● **What you are asked to do**:
Without omitting anything, retype the data that follows.

── Data for the task

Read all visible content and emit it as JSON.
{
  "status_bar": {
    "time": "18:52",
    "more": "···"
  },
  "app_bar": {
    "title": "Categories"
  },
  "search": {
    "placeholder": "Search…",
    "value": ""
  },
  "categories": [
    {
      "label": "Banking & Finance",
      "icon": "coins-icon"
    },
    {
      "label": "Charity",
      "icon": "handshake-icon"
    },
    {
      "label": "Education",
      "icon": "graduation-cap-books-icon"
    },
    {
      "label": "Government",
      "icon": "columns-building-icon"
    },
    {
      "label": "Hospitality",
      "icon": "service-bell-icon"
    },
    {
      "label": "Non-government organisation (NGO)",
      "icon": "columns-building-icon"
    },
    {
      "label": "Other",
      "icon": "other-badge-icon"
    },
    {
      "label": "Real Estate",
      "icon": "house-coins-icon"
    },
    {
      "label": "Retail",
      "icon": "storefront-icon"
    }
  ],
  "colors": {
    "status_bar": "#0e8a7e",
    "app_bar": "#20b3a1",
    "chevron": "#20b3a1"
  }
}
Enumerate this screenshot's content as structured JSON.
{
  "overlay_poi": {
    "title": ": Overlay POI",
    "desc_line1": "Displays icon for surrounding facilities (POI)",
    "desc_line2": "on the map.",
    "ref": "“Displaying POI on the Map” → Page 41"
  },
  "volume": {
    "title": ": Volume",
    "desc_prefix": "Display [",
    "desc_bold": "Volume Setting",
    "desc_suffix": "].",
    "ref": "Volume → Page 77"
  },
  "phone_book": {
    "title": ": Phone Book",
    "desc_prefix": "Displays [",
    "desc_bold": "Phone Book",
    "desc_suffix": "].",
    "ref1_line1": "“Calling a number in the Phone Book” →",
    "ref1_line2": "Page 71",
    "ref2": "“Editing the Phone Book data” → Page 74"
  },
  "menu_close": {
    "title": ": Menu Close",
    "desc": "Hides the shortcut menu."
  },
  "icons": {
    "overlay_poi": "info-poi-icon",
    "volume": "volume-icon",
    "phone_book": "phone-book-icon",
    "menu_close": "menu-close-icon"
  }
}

────

● **Result**:
Read all visible content and emit it as JSON.
{
  "status_bar": {
    "time": "18:52",
    "more": "···"
  },
  "app_bar": {
    "title": "Categories"
  },
  "search": {
    "placeholder": "Search…",
    "value": ""
  },
  "categories": [
    {
      "label": "Banking & Finance",
      "icon": "coins-icon"
    },
    {
      "label": "Charity",
      "icon": "handshake-icon"
    },
    {
      "label": "Education",
      "icon": "graduation-cap-books-icon"
    },
    {
      "label": "Government",
      "icon": "columns-building-icon"
    },
    {
      "label": "Hospitality",
      "icon": "service-bell-icon"
    },
    {
      "label": "Non-government organisation (NGO)",
      "icon": "columns-building-icon"
    },
    {
      "label": "Other",
      "icon": "other-badge-icon"
    },
    {
      "label": "Real Estate",
      "icon": "house-coins-icon"
    },
    {
      "label": "Retail",
      "icon": "storefront-icon"
    }
  ],
  "colors": {
    "status_bar": "#0e8a7e",
    "app_bar": "#20b3a1",
    "chevron": "#20b3a1"
  }
}
Enumerate this screenshot's content as structured JSON.
{
  "overlay_poi": {
    "title": ": Overlay POI",
    "desc_line1": "Displays icon for surrounding facilities (POI)",
    "desc_line2": "on the map.",
    "ref": "“Displaying POI on the Map” → Page 41"
  },
  "volume": {
    "title": ": Volume",
    "desc_prefix": "Display [",
    "desc_bold": "Volume Setting",
    "desc_suffix": "].",
    "ref": "Volume → Page 77"
  },
  "phone_book": {
    "title": ": Phone Book",
    "desc_prefix": "Displays [",
    "desc_bold": "Phone Book",
    "desc_suffix": "].",
    "ref1_line1": "“Calling a number in the Phone Book” →",
    "ref1_line2": "Page 71",
    "ref2": "“Editing the Phone Book data” → Page 74"
  },
  "menu_close": {
    "title": ": Menu Close",
    "desc": "Hides the shortcut menu."
  },
  "icons": {
    "overlay_poi": "info-poi-icon",
    "volume": "volume-icon",
    "phone_book": "phone-book-icon",
    "menu_close": "menu-close-icon"
  }
}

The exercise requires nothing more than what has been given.